◆ Source records:
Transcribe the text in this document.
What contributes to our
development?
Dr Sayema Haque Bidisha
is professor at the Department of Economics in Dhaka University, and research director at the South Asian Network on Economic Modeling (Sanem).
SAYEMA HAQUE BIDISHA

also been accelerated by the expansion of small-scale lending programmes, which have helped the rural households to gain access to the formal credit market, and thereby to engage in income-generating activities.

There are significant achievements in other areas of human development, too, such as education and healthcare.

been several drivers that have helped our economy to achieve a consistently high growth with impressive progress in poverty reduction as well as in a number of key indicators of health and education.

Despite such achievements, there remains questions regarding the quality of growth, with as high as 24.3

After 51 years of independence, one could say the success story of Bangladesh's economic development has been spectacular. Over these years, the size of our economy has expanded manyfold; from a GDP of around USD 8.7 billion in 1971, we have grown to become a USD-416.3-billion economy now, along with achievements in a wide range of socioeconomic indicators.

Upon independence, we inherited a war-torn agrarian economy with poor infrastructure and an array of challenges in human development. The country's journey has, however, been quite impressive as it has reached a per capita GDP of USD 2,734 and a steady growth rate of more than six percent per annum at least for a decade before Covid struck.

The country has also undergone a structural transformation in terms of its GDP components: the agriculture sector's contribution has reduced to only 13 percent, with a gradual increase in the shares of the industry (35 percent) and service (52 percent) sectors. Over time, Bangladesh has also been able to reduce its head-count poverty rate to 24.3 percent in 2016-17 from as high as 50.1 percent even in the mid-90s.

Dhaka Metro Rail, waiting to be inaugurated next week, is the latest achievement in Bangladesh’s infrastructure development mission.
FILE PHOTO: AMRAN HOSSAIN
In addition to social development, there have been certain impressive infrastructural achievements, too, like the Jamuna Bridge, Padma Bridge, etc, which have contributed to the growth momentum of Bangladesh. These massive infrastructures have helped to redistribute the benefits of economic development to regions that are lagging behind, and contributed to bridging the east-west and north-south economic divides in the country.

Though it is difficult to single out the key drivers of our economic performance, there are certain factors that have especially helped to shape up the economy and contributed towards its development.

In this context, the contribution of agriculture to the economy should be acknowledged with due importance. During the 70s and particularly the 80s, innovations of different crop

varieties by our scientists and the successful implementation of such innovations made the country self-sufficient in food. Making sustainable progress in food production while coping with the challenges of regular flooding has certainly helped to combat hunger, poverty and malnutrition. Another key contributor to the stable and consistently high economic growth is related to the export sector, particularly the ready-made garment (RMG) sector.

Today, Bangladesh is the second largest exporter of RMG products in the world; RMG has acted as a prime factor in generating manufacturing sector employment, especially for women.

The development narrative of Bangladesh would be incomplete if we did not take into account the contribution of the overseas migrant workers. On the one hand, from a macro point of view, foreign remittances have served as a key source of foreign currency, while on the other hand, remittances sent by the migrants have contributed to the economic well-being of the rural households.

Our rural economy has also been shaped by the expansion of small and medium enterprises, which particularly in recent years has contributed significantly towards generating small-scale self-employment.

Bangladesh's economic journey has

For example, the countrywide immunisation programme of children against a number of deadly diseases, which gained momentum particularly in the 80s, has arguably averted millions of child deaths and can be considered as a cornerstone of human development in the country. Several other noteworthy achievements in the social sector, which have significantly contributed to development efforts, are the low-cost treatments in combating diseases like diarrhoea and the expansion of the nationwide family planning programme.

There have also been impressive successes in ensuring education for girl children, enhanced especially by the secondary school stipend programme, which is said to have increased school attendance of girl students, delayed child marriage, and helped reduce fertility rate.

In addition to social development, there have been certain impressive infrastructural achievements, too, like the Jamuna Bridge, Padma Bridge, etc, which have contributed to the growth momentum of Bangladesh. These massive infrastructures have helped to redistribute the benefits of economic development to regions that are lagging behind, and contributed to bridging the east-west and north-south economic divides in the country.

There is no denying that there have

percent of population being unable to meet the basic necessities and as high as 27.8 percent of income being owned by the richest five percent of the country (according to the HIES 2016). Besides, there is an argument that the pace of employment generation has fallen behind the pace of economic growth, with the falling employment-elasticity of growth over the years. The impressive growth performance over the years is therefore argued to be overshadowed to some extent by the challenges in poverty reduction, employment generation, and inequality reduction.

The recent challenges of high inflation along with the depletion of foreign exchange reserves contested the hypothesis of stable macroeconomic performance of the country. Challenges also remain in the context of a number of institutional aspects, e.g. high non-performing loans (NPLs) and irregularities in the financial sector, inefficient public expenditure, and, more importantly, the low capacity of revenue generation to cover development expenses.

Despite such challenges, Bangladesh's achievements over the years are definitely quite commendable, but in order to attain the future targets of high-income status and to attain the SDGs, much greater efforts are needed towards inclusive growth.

◆ WHAT YOU SHOULD DO:
Quote the data above in full, changing nothing.

◆ RESPONSE TO THIS EXERCISE:
Transcribe the text in this document.
What contributes to our
development?
Dr Sayema Haque Bidisha
is professor at the Department of Economics in Dhaka University, and research director at the South Asian Network on Economic Modeling (Sanem).
SAYEMA HAQUE BIDISHA

also been accelerated by the expansion of small-scale lending programmes, which have helped the rural households to gain access to the formal credit market, and thereby to engage in income-generating activities.

There are significant achievements in other areas of human development, too, such as education and healthcare.

been several drivers that have helped our economy to achieve a consistently high growth with impressive progress in poverty reduction as well as in a number of key indicators of health and education.

Despite such achievements, there remains questions regarding the quality of growth, with as high as 24.3

After 51 years of independence, one could say the success story of Bangladesh's economic development has been spectacular. Over these years, the size of our economy has expanded manyfold; from a GDP of around USD 8.7 billion in 1971, we have grown to become a USD-416.3-billion economy now, along with achievements in a wide range of socioeconomic indicators.

Upon independence, we inherited a war-torn agrarian economy with poor infrastructure and an array of challenges in human development. The country's journey has, however, been quite impressive as it has reached a per capita GDP of USD 2,734 and a steady growth rate of more than six percent per annum at least for a decade before Covid struck.

The country has also undergone a structural transformation in terms of its GDP components: the agriculture sector's contribution has reduced to only 13 percent, with a gradual increase in the shares of the industry (35 percent) and service (52 percent) sectors. Over time, Bangladesh has also been able to reduce its head-count poverty rate to 24.3 percent in 2016-17 from as high as 50.1 percent even in the mid-90s.

Dhaka Metro Rail, waiting to be inaugurated next week, is the latest achievement in Bangladesh’s infrastructure development mission.
FILE PHOTO: AMRAN HOSSAIN
In addition to social development, there have been certain impressive infrastructural achievements, too, like the Jamuna Bridge, Padma Bridge, etc, which have contributed to the growth momentum of Bangladesh. These massive infrastructures have helped to redistribute the benefits of economic development to regions that are lagging behind, and contributed to bridging the east-west and north-south economic divides in the country.

Though it is difficult to single out the key drivers of our economic performance, there are certain factors that have especially helped to shape up the economy and contributed towards its development.

In this context, the contribution of agriculture to the economy should be acknowledged with due importance. During the 70s and particularly the 80s, innovations of different crop

varieties by our scientists and the successful implementation of such innovations made the country self-sufficient in food. Making sustainable progress in food production while coping with the challenges of regular flooding has certainly helped to combat hunger, poverty and malnutrition. Another key contributor to the stable and consistently high economic growth is related to the export sector, particularly the ready-made garment (RMG) sector.

Today, Bangladesh is the second largest exporter of RMG products in the world; RMG has acted as a prime factor in generating manufacturing sector employment, especially for women.

The development narrative of Bangladesh would be incomplete if we did not take into account the contribution of the overseas migrant workers. On the one hand, from a macro point of view, foreign remittances have served as a key source of foreign currency, while on the other hand, remittances sent by the migrants have contributed to the economic well-being of the rural households.

Our rural economy has also been shaped by the expansion of small and medium enterprises, which particularly in recent years has contributed significantly towards generating small-scale self-employment.

Bangladesh's economic journey has

For example, the countrywide immunisation programme of children against a number of deadly diseases, which gained momentum particularly in the 80s, has arguably averted millions of child deaths and can be considered as a cornerstone of human development in the country. Several other noteworthy achievements in the social sector, which have significantly contributed to development efforts, are the low-cost treatments in combating diseases like diarrhoea and the expansion of the nationwide family planning programme.

There have also been impressive successes in ensuring education for girl children, enhanced especially by the secondary school stipend programme, which is said to have increased school attendance of girl students, delayed child marriage, and helped reduce fertility rate.

In addition to social development, there have been certain impressive infrastructural achievements, too, like the Jamuna Bridge, Padma Bridge, etc, which have contributed to the growth momentum of Bangladesh. These massive infrastructures have helped to redistribute the benefits of economic development to regions that are lagging behind, and contributed to bridging the east-west and north-south economic divides in the country.

There is no denying that there have

percent of population being unable to meet the basic necessities and as high as 27.8 percent of income being owned by the richest five percent of the country (according to the HIES 2016). Besides, there is an argument that the pace of employment generation has fallen behind the pace of economic growth, with the falling employment-elasticity of growth over the years. The impressive growth performance over the years is therefore argued to be overshadowed to some extent by the challenges in poverty reduction, employment generation, and inequality reduction.

The recent challenges of high inflation along with the depletion of foreign exchange reserves contested the hypothesis of stable macroeconomic performance of the country. Challenges also remain in the context of a number of institutional aspects, e.g. high non-performing loans (NPLs) and irregularities in the financial sector, inefficient public expenditure, and, more importantly, the low capacity of revenue generation to cover development expenses.

Despite such challenges, Bangladesh's achievements over the years are definitely quite commendable, but in order to attain the future targets of high-income status and to attain the SDGs, much greater efforts are needed towards inclusive growth.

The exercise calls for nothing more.